= WHAT THIS TASK INVOLVES =
According to the notes on tachyarrhythmias in children, above what heart rate are cardiac monitors not accurate?

= SUPPLIED PASSAGE =
══════════════════════════════
ACEM Fellowship
Paediatric Tachyarrhythmias

Paediatric Tachyarrhythmias

Introduction

  • Rapid heart rate in children may be due to:
    • Sinus tachycardia
    • SVT
    • VT
    • VF
  • Key cognitive points are: 
    • Is shock present?
    • Is it a wide or narrow complex rhythm?

ECG interpretation

  • Determine heart rate
  • Wide or narrow
    • QRS > 0.10 at rates above 200 defines this (see table)
  • Can you identify P waves and what is the relationship with each QRS
  • Sinus rhythm vs. SVT
    • If looks sick, variable HR, rate <220 and normal P wave axis, sinus tachycardia is more likely
    • Fixed HR >220 in relatively well-appearing child is more likely SVT
Age (years)Heart rate
<1110-160
1-2100-150
2-594-140
5-1280-120
>1260-100

Tachyarrhythmia needs exclusion if infant has HR >220, toddler >180 or school-age >160

Cardiac monitors are not accurate above 200


0-1mo1-6mo6-12mo1-3yo3-8yo8-12yo12-16yoAdult
Seconds0.05 (0.07)0.05 (0.07)0.05 (0.07)0.06 (0.07)0.07 (0.08)0.07 (0.09)0.07 (0.10)0.08 (0.10)
══════════════════════════════
= DATASET CONTENT =
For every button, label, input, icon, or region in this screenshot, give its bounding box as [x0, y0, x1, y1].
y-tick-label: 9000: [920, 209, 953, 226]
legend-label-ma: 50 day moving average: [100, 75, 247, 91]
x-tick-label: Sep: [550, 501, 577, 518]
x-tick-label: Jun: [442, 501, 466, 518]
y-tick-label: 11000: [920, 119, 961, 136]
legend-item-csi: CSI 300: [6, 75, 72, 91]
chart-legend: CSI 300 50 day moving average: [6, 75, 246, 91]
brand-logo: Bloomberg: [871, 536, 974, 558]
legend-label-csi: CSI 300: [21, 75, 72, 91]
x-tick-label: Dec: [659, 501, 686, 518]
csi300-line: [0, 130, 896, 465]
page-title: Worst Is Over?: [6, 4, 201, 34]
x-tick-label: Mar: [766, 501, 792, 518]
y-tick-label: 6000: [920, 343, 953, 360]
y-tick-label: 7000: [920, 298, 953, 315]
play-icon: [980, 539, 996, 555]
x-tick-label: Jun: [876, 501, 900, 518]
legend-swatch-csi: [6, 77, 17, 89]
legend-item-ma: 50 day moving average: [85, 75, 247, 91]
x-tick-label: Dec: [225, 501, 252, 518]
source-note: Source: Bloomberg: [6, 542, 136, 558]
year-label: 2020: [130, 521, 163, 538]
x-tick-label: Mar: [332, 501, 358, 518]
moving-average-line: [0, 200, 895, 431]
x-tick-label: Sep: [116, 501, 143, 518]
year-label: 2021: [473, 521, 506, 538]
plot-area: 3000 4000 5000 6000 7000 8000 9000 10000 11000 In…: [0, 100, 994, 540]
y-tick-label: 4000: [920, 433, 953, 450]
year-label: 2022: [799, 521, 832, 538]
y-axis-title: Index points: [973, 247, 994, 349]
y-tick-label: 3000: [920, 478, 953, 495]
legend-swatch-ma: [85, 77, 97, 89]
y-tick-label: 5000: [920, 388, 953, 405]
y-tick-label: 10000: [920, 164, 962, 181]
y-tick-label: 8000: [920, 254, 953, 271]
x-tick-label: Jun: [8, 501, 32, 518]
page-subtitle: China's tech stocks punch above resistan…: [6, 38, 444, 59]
══════════════════════════════
= SOLUTION BELOW =
Above 200.